-- The problem --
How many lines in the records below contain the word "placeholder"? Give only the number.
** begin Listing **
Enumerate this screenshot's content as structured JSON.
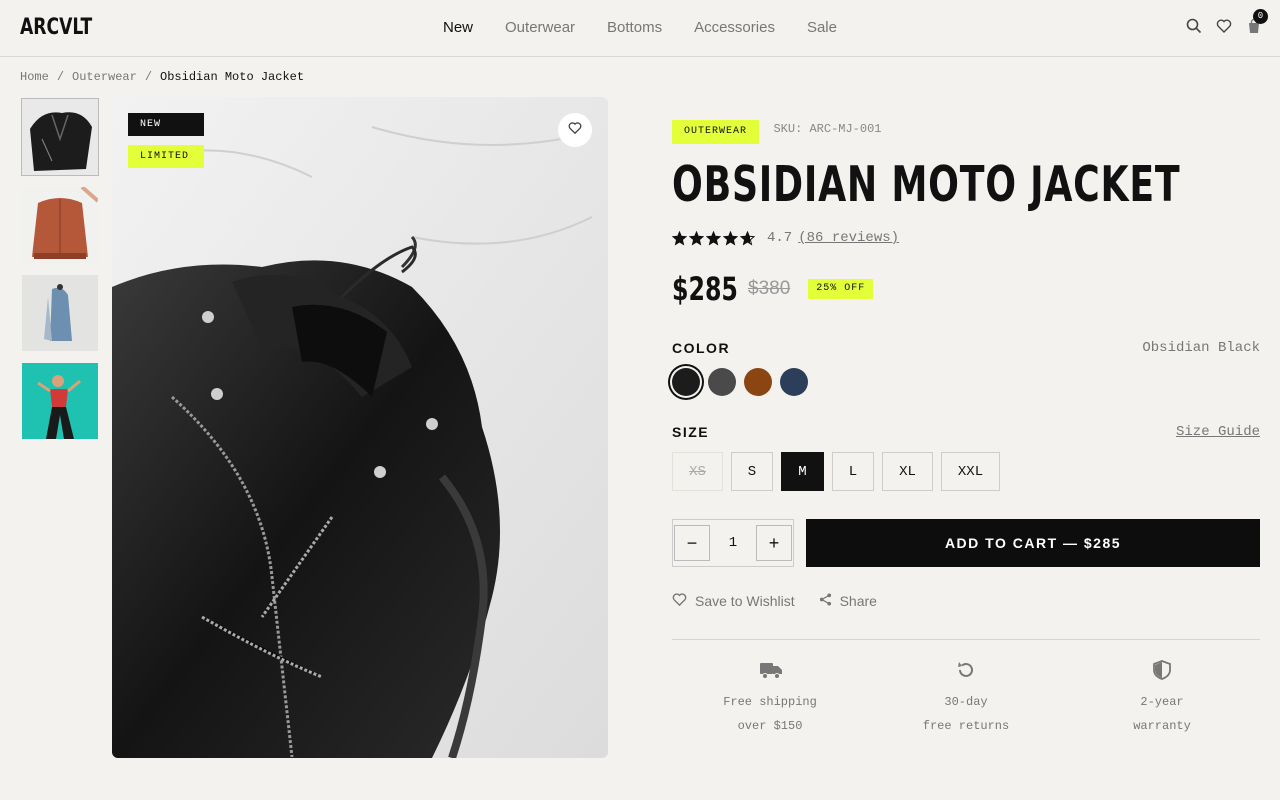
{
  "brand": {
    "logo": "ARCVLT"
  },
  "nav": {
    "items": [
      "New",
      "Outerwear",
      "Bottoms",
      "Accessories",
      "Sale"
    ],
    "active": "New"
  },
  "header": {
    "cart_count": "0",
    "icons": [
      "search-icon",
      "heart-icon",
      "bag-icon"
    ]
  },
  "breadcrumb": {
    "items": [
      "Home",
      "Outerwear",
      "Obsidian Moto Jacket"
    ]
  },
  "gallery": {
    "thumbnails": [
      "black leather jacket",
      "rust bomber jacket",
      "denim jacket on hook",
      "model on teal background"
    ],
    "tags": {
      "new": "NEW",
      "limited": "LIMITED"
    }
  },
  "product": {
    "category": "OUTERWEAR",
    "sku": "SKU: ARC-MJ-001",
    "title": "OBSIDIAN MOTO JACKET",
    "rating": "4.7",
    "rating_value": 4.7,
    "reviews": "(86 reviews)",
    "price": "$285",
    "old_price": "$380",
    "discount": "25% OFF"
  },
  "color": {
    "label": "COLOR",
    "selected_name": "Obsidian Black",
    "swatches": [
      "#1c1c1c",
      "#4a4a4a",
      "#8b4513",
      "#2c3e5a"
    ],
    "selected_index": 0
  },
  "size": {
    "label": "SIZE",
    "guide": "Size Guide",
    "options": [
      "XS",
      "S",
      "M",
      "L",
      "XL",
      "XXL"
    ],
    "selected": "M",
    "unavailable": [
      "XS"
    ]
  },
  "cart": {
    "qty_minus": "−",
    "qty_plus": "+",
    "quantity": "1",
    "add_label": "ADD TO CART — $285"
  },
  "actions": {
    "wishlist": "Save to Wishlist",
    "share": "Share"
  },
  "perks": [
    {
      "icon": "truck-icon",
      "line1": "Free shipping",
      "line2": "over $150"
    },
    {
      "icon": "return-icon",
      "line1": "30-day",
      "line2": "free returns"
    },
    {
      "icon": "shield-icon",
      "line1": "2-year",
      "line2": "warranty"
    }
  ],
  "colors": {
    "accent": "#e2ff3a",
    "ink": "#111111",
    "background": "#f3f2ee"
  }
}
** end Listing **
** begin Listing **
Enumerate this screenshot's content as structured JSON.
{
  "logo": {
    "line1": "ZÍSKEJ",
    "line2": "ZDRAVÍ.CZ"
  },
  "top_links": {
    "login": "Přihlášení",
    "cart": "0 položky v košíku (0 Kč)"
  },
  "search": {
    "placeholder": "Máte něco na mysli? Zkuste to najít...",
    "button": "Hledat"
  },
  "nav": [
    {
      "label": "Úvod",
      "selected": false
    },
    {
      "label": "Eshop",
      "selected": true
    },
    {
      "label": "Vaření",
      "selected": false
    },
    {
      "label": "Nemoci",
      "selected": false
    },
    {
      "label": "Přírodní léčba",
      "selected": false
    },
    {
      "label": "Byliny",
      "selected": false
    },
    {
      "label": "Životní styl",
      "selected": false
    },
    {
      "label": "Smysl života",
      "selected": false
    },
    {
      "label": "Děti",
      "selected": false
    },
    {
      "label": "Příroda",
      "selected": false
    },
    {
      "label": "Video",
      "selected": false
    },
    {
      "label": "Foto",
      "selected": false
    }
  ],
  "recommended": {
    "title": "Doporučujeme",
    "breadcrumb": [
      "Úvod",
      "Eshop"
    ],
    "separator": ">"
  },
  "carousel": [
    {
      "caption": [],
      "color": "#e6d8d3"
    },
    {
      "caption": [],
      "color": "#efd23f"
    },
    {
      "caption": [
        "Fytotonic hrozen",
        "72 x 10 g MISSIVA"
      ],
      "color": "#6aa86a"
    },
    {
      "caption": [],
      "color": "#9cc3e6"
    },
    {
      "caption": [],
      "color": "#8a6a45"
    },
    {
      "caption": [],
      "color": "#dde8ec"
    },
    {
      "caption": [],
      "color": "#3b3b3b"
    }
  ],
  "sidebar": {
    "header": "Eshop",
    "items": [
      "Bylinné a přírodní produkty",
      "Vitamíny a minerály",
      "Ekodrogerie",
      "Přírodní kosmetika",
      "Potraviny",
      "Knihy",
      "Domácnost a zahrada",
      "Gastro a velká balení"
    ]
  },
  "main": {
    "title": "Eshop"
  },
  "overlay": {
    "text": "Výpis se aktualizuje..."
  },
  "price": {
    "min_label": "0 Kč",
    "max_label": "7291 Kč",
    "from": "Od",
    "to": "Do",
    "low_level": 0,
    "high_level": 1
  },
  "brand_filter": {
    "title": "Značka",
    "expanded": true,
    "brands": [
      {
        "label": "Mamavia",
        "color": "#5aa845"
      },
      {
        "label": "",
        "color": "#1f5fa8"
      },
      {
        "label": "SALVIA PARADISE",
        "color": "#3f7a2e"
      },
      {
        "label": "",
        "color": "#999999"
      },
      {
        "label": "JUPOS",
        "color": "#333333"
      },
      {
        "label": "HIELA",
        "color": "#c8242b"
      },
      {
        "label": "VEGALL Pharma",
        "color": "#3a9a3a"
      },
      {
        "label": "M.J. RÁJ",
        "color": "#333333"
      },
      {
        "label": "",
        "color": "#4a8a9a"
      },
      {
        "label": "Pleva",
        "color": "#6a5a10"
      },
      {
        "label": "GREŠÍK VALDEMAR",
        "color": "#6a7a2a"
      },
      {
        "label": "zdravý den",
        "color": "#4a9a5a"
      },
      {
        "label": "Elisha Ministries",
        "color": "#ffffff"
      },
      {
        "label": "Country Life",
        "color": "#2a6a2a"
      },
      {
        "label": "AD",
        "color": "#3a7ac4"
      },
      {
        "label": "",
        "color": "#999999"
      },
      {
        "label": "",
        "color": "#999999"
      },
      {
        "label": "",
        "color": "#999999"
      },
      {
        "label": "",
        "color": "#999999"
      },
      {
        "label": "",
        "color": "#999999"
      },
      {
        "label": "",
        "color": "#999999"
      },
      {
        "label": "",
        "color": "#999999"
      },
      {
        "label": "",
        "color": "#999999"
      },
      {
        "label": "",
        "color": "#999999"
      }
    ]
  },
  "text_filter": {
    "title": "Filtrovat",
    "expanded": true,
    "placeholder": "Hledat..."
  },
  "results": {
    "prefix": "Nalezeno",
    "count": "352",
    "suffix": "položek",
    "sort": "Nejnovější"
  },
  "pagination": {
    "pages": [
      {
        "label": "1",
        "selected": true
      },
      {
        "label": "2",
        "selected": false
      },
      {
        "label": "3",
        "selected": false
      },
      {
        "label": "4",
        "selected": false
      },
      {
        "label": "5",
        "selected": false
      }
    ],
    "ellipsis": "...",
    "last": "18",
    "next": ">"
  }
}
** end Listing **
-- Result below --
2